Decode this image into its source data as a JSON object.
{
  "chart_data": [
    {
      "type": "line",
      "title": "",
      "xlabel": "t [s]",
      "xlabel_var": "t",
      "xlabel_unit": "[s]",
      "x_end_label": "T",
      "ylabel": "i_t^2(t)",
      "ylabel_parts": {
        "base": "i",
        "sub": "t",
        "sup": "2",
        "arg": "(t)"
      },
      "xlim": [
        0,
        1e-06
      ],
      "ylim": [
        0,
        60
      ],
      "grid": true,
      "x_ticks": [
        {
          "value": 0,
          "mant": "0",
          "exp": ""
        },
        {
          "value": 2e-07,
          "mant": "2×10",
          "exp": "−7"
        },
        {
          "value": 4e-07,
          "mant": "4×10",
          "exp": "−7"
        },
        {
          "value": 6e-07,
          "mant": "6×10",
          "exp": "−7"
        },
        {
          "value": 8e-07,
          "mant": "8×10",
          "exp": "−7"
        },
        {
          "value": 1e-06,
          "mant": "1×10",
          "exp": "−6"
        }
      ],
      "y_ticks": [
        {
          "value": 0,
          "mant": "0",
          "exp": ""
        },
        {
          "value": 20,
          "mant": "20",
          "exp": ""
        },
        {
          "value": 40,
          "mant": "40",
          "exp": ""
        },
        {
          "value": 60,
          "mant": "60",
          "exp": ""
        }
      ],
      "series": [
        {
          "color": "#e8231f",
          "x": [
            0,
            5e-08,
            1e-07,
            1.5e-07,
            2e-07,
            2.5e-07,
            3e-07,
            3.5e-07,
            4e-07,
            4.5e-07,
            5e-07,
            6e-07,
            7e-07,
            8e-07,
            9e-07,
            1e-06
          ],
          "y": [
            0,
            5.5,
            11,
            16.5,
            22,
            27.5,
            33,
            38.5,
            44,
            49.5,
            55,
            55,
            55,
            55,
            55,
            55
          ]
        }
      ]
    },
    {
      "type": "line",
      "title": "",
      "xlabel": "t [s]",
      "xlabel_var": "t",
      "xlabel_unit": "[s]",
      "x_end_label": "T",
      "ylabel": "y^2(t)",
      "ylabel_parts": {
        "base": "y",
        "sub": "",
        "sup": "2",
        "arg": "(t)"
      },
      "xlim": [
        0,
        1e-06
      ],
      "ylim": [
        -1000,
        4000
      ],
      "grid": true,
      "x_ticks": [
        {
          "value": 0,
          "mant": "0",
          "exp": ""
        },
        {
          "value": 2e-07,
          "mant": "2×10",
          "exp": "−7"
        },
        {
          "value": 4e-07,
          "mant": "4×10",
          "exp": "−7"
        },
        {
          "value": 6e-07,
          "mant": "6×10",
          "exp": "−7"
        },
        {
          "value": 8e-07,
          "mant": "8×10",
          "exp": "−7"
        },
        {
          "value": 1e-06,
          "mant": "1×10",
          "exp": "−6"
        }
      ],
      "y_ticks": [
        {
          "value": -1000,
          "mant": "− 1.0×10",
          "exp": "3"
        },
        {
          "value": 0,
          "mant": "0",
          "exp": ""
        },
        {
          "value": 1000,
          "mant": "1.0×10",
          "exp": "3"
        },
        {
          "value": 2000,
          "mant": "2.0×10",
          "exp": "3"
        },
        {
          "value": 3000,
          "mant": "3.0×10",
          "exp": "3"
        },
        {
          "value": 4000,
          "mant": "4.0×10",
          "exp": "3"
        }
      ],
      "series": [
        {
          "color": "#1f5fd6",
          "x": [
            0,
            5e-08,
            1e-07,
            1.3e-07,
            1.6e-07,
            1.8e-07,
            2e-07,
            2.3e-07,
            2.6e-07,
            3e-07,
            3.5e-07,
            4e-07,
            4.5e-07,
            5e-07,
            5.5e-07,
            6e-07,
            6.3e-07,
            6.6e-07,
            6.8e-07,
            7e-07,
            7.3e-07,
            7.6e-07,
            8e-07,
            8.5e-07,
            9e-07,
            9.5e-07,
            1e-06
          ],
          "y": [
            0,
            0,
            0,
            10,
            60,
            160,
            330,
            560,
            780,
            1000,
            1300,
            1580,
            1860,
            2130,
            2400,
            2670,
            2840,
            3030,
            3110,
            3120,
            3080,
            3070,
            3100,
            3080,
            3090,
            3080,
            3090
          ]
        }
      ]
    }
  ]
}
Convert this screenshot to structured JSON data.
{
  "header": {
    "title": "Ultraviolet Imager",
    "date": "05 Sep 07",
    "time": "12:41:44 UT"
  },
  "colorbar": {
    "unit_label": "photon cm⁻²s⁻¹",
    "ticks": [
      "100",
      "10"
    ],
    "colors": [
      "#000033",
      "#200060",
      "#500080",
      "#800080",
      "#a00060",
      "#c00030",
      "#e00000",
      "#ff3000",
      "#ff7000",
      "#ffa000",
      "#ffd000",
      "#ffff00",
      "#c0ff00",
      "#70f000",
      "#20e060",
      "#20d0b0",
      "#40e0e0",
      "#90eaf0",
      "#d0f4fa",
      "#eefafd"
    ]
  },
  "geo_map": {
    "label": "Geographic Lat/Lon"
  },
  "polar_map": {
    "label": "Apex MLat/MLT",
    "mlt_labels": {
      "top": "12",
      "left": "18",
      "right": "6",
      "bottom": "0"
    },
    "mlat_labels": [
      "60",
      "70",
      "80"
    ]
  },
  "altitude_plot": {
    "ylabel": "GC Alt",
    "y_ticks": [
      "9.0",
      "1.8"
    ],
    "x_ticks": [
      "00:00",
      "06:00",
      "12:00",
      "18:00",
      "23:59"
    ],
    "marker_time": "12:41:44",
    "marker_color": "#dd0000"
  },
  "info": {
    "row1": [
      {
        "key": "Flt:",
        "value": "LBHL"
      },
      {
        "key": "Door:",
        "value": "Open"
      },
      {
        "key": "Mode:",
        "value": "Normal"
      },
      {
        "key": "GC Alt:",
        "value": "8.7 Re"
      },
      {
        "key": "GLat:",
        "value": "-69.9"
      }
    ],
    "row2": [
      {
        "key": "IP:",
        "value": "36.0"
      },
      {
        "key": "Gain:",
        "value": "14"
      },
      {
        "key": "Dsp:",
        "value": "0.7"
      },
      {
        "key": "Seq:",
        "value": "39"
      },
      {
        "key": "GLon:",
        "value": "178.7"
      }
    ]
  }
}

--- EXERCISE ---
Exactly reproduce every line of the records.

--- SOLVED PROBLEM ---
Decode this image into its source data as a JSON object.
{
  "chart_data": [
    {
      "type": "line",
      "title": "",
      "xlabel": "t [s]",
      "xlabel_var": "t",
      "xlabel_unit": "[s]",
      "x_end_label": "T",
      "ylabel": "i_t^2(t)",
      "ylabel_parts": {
        "base": "i",
        "sub": "t",
        "sup": "2",
        "arg": "(t)"
      },
      "xlim": [
        0,
        1e-06
      ],
      "ylim": [
        0,
        60
      ],
      "grid": true,
      "x_ticks": [
        {
          "value": 0,
          "mant": "0",
          "exp": ""
        },
        {
          "value": 2e-07,
          "mant": "2×10",
          "exp": "−7"
        },
        {
          "value": 4e-07,
          "mant": "4×10",
          "exp": "−7"
        },
        {
          "value": 6e-07,
          "mant": "6×10",
          "exp": "−7"
        },
        {
          "value": 8e-07,
          "mant": "8×10",
          "exp": "−7"
        },
        {
          "value": 1e-06,
          "mant": "1×10",
          "exp": "−6"
        }
      ],
      "y_ticks": [
        {
          "value": 0,
          "mant": "0",
          "exp": ""
        },
        {
          "value": 20,
          "mant": "20",
          "exp": ""
        },
        {
          "value": 40,
          "mant": "40",
          "exp": ""
        },
        {
          "value": 60,
          "mant": "60",
          "exp": ""
        }
      ],
      "series": [
        {
          "color": "#e8231f",
          "x": [
            0,
            5e-08,
            1e-07,
            1.5e-07,
            2e-07,
            2.5e-07,
            3e-07,
            3.5e-07,
            4e-07,
            4.5e-07,
            5e-07,
            6e-07,
            7e-07,
            8e-07,
            9e-07,
            1e-06
          ],
          "y": [
            0,
            5.5,
            11,
            16.5,
            22,
            27.5,
            33,
            38.5,
            44,
            49.5,
            55,
            55,
            55,
            55,
            55,
            55
          ]
        }
      ]
    },
    {
      "type": "line",
      "title": "",
      "xlabel": "t [s]",
      "xlabel_var": "t",
      "xlabel_unit": "[s]",
      "x_end_label": "T",
      "ylabel": "y^2(t)",
      "ylabel_parts": {
        "base": "y",
        "sub": "",
        "sup": "2",
        "arg": "(t)"
      },
      "xlim": [
        0,
        1e-06
      ],
      "ylim": [
        -1000,
        4000
      ],
      "grid": true,
      "x_ticks": [
        {
          "value": 0,
          "mant": "0",
          "exp": ""
        },
        {
          "value": 2e-07,
          "mant": "2×10",
          "exp": "−7"
        },
        {
          "value": 4e-07,
          "mant": "4×10",
          "exp": "−7"
        },
        {
          "value": 6e-07,
          "mant": "6×10",
          "exp": "−7"
        },
        {
          "value": 8e-07,
          "mant": "8×10",
          "exp": "−7"
        },
        {
          "value": 1e-06,
          "mant": "1×10",
          "exp": "−6"
        }
      ],
      "y_ticks": [
        {
          "value": -1000,
          "mant": "− 1.0×10",
          "exp": "3"
        },
        {
          "value": 0,
          "mant": "0",
          "exp": ""
        },
        {
          "value": 1000,
          "mant": "1.0×10",
          "exp": "3"
        },
        {
          "value": 2000,
          "mant": "2.0×10",
          "exp": "3"
        },
        {
          "value": 3000,
          "mant": "3.0×10",
          "exp": "3"
        },
        {
          "value": 4000,
          "mant": "4.0×10",
          "exp": "3"
        }
      ],
      "series": [
        {
          "color": "#1f5fd6",
          "x": [
            0,
            5e-08,
            1e-07,
            1.3e-07,
            1.6e-07,
            1.8e-07,
            2e-07,
            2.3e-07,
            2.6e-07,
            3e-07,
            3.5e-07,
            4e-07,
            4.5e-07,
            5e-07,
            5.5e-07,
            6e-07,
            6.3e-07,
            6.6e-07,
            6.8e-07,
            7e-07,
            7.3e-07,
            7.6e-07,
            8e-07,
            8.5e-07,
            9e-07,
            9.5e-07,
            1e-06
          ],
          "y": [
            0,
            0,
            0,
            10,
            60,
            160,
            330,
            560,
            780,
            1000,
            1300,
            1580,
            1860,
            2130,
            2400,
            2670,
            2840,
            3030,
            3110,
            3120,
            3080,
            3070,
            3100,
            3080,
            3090,
            3080,
            3090
          ]
        }
      ]
    }
  ]
}
Convert this screenshot to structured JSON data.
{
  "header": {
    "title": "Ultraviolet Imager",
    "date": "05 Sep 07",
    "time": "12:41:44 UT"
  },
  "colorbar": {
    "unit_label": "photon cm⁻²s⁻¹",
    "ticks": [
      "100",
      "10"
    ],
    "colors": [
      "#000033",
      "#200060",
      "#500080",
      "#800080",
      "#a00060",
      "#c00030",
      "#e00000",
      "#ff3000",
      "#ff7000",
      "#ffa000",
      "#ffd000",
      "#ffff00",
      "#c0ff00",
      "#70f000",
      "#20e060",
      "#20d0b0",
      "#40e0e0",
      "#90eaf0",
      "#d0f4fa",
      "#eefafd"
    ]
  },
  "geo_map": {
    "label": "Geographic Lat/Lon"
  },
  "polar_map": {
    "label": "Apex MLat/MLT",
    "mlt_labels": {
      "top": "12",
      "left": "18",
      "right": "6",
      "bottom": "0"
    },
    "mlat_labels": [
      "60",
      "70",
      "80"
    ]
  },
  "altitude_plot": {
    "ylabel": "GC Alt",
    "y_ticks": [
      "9.0",
      "1.8"
    ],
    "x_ticks": [
      "00:00",
      "06:00",
      "12:00",
      "18:00",
      "23:59"
    ],
    "marker_time": "12:41:44",
    "marker_color": "#dd0000"
  },
  "info": {
    "row1": [
      {
        "key": "Flt:",
        "value": "LBHL"
      },
      {
        "key": "Door:",
        "value": "Open"
      },
      {
        "key": "Mode:",
        "value": "Normal"
      },
      {
        "key": "GC Alt:",
        "value": "8.7 Re"
      },
      {
        "key": "GLat:",
        "value": "-69.9"
      }
    ],
    "row2": [
      {
        "key": "IP:",
        "value": "36.0"
      },
      {
        "key": "Gain:",
        "value": "14"
      },
      {
        "key": "Dsp:",
        "value": "0.7"
      },
      {
        "key": "Seq:",
        "value": "39"
      },
      {
        "key": "GLon:",
        "value": "178.7"
      }
    ]
  }
}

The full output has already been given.